[Some records]
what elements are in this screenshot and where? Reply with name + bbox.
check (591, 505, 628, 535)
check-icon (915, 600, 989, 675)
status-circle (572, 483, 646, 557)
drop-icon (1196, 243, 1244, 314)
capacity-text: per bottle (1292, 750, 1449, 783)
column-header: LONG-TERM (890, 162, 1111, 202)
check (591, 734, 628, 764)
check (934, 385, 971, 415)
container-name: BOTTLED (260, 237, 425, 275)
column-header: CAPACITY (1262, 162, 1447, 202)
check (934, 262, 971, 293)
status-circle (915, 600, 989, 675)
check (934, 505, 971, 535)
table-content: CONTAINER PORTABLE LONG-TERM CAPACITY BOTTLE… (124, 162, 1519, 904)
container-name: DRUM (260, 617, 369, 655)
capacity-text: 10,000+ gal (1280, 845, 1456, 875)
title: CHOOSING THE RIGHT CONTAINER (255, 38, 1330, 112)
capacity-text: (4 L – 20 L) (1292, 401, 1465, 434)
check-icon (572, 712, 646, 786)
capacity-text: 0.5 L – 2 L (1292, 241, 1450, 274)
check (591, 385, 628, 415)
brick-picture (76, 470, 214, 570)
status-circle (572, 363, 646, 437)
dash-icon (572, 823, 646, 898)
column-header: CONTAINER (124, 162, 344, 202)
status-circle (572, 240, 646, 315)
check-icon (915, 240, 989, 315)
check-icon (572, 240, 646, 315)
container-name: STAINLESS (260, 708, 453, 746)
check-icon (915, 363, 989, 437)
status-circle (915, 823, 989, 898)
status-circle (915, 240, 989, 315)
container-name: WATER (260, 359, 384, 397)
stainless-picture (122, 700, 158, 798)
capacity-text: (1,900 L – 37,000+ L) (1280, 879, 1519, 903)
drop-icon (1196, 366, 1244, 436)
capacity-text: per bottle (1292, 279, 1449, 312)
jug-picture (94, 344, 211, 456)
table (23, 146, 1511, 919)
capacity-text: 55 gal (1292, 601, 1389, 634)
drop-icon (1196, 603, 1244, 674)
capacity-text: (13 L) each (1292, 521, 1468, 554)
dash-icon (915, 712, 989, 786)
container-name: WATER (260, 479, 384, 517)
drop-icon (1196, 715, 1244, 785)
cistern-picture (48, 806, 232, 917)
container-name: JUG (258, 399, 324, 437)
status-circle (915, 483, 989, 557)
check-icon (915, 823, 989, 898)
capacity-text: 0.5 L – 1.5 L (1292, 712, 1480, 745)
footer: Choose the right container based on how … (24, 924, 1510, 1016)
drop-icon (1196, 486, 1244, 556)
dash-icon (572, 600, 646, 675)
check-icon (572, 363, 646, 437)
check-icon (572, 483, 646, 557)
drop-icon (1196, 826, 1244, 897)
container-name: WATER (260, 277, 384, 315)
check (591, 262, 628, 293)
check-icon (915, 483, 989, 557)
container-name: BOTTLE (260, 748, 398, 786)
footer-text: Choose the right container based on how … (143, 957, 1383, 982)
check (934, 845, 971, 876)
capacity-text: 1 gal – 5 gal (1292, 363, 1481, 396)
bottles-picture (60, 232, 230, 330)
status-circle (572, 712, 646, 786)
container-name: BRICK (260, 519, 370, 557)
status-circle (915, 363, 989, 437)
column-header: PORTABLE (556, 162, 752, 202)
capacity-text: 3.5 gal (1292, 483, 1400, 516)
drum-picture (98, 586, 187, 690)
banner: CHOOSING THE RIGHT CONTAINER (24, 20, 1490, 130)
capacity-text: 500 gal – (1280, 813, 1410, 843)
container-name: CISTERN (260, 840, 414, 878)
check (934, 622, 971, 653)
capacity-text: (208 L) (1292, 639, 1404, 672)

▶ _Task directions_
Copy the records from their first line through the line that contains "capacity-text: per bottle (1292, 750, 1449, 783)", keeping every character unchanged.

▶ _Answer to the exercise_
what elements are in this screenshot and where? Reply with name + bbox.
check (591, 505, 628, 535)
check-icon (915, 600, 989, 675)
status-circle (572, 483, 646, 557)
drop-icon (1196, 243, 1244, 314)
capacity-text: per bottle (1292, 750, 1449, 783)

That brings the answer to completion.